(Exercise description)
In the entries below, swap every "Point" for "Marker" and leave all else unchanged.

>> Start

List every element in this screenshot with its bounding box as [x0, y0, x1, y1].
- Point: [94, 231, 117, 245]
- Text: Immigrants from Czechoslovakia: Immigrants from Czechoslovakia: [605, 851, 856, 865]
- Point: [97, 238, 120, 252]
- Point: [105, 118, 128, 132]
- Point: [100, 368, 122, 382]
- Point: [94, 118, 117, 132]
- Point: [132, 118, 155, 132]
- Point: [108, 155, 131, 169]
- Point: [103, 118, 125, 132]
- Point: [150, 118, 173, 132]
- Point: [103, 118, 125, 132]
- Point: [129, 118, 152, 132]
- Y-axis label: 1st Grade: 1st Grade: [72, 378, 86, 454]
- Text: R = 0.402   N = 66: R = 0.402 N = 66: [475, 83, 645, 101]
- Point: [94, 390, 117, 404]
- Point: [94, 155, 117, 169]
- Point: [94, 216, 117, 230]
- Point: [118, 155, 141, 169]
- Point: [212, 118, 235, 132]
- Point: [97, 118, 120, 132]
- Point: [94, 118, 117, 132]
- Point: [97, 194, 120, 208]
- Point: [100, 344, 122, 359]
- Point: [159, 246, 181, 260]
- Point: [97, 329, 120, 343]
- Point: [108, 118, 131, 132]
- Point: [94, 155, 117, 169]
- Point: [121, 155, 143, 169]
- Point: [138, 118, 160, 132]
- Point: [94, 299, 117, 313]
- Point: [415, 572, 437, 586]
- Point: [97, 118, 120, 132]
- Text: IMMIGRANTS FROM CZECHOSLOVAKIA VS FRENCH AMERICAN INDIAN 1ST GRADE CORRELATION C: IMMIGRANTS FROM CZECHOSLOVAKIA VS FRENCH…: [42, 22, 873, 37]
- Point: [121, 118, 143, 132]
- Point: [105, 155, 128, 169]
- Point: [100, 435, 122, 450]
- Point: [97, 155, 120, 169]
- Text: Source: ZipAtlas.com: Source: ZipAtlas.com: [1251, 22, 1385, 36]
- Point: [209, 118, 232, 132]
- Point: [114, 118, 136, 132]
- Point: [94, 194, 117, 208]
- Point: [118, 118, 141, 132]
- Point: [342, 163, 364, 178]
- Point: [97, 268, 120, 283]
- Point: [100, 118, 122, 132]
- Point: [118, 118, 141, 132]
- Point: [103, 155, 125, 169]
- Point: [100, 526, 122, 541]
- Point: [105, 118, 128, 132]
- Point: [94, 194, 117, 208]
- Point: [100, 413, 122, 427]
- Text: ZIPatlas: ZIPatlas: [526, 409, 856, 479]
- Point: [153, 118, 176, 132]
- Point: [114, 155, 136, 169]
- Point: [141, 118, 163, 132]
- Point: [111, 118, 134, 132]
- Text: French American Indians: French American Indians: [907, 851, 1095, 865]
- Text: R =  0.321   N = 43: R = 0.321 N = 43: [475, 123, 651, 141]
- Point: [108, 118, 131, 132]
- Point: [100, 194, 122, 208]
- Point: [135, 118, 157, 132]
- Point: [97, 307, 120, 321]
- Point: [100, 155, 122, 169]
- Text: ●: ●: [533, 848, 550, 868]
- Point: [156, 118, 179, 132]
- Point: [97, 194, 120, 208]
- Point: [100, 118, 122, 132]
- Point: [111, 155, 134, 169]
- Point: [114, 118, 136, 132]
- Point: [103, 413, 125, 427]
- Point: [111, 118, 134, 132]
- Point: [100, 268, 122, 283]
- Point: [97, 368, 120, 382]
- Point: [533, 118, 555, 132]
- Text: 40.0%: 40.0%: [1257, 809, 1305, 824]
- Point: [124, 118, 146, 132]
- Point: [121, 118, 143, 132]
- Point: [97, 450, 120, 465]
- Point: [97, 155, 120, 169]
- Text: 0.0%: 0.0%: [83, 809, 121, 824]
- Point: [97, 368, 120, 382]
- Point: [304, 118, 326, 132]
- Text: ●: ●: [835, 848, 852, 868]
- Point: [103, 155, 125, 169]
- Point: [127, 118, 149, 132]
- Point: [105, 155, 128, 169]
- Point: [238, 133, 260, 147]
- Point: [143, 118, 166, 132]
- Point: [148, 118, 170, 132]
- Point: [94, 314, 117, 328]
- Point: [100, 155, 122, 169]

>> End

(Written answer)
List every element in this screenshot with its bounding box as [x0, y0, x1, y1].
- Marker: [94, 231, 117, 245]
- Text: Immigrants from Czechoslovakia: Immigrants from Czechoslovakia: [605, 851, 856, 865]
- Marker: [97, 238, 120, 252]
- Marker: [105, 118, 128, 132]
- Marker: [100, 368, 122, 382]
- Marker: [94, 118, 117, 132]
- Marker: [132, 118, 155, 132]
- Marker: [108, 155, 131, 169]
- Marker: [103, 118, 125, 132]
- Marker: [150, 118, 173, 132]
- Marker: [103, 118, 125, 132]
- Marker: [129, 118, 152, 132]
- Y-axis label: 1st Grade: 1st Grade: [72, 378, 86, 454]
- Text: R = 0.402   N = 66: R = 0.402 N = 66: [475, 83, 645, 101]
- Marker: [94, 390, 117, 404]
- Marker: [94, 155, 117, 169]
- Marker: [94, 216, 117, 230]
- Marker: [118, 155, 141, 169]
- Marker: [212, 118, 235, 132]
- Marker: [97, 118, 120, 132]
- Marker: [94, 118, 117, 132]
- Marker: [97, 194, 120, 208]
- Marker: [100, 344, 122, 359]
- Marker: [159, 246, 181, 260]
- Marker: [97, 329, 120, 343]
- Marker: [108, 118, 131, 132]
- Marker: [94, 155, 117, 169]
- Marker: [121, 155, 143, 169]
- Marker: [138, 118, 160, 132]
- Marker: [94, 299, 117, 313]
- Marker: [415, 572, 437, 586]
- Marker: [97, 118, 120, 132]
- Text: IMMIGRANTS FROM CZECHOSLOVAKIA VS FRENCH AMERICAN INDIAN 1ST GRADE CORRELATION C: IMMIGRANTS FROM CZECHOSLOVAKIA VS FRENCH…: [42, 22, 873, 37]
- Marker: [121, 118, 143, 132]
- Marker: [105, 155, 128, 169]
- Marker: [100, 435, 122, 450]
- Marker: [97, 155, 120, 169]
- Text: Source: ZipAtlas.com: Source: ZipAtlas.com: [1251, 22, 1385, 36]
- Marker: [209, 118, 232, 132]
- Marker: [114, 118, 136, 132]
- Marker: [94, 194, 117, 208]
- Marker: [118, 118, 141, 132]
- Marker: [342, 163, 364, 178]
- Marker: [97, 268, 120, 283]
- Marker: [100, 118, 122, 132]
- Marker: [118, 118, 141, 132]
- Marker: [103, 155, 125, 169]
- Marker: [100, 526, 122, 541]
- Marker: [105, 118, 128, 132]
- Marker: [94, 194, 117, 208]
- Marker: [100, 413, 122, 427]
- Text: ZIPatlas: ZIPatlas: [526, 409, 856, 479]
- Marker: [153, 118, 176, 132]
- Marker: [114, 155, 136, 169]
- Marker: [141, 118, 163, 132]
- Marker: [111, 118, 134, 132]
- Text: French American Indians: French American Indians: [907, 851, 1095, 865]
- Text: R =  0.321   N = 43: R = 0.321 N = 43: [475, 123, 651, 141]
- Marker: [108, 118, 131, 132]
- Marker: [100, 194, 122, 208]
- Marker: [135, 118, 157, 132]
- Marker: [97, 307, 120, 321]
- Marker: [100, 155, 122, 169]
- Text: ●: ●: [533, 848, 550, 868]
- Marker: [156, 118, 179, 132]
- Marker: [97, 194, 120, 208]
- Marker: [100, 118, 122, 132]
- Marker: [111, 155, 134, 169]
- Marker: [114, 118, 136, 132]
- Marker: [103, 413, 125, 427]
- Marker: [111, 118, 134, 132]
- Marker: [100, 268, 122, 283]
- Marker: [97, 368, 120, 382]
- Marker: [533, 118, 555, 132]
- Text: 40.0%: 40.0%: [1257, 809, 1305, 824]
- Marker: [124, 118, 146, 132]
- Marker: [121, 118, 143, 132]
- Marker: [97, 450, 120, 465]
- Marker: [97, 155, 120, 169]
- Text: 0.0%: 0.0%: [83, 809, 121, 824]
- Marker: [97, 368, 120, 382]
- Marker: [304, 118, 326, 132]
- Text: ●: ●: [835, 848, 852, 868]
- Marker: [103, 155, 125, 169]
- Marker: [127, 118, 149, 132]
- Marker: [105, 155, 128, 169]
- Marker: [238, 133, 260, 147]
- Marker: [143, 118, 166, 132]
- Marker: [148, 118, 170, 132]
- Marker: [94, 314, 117, 328]
- Marker: [100, 155, 122, 169]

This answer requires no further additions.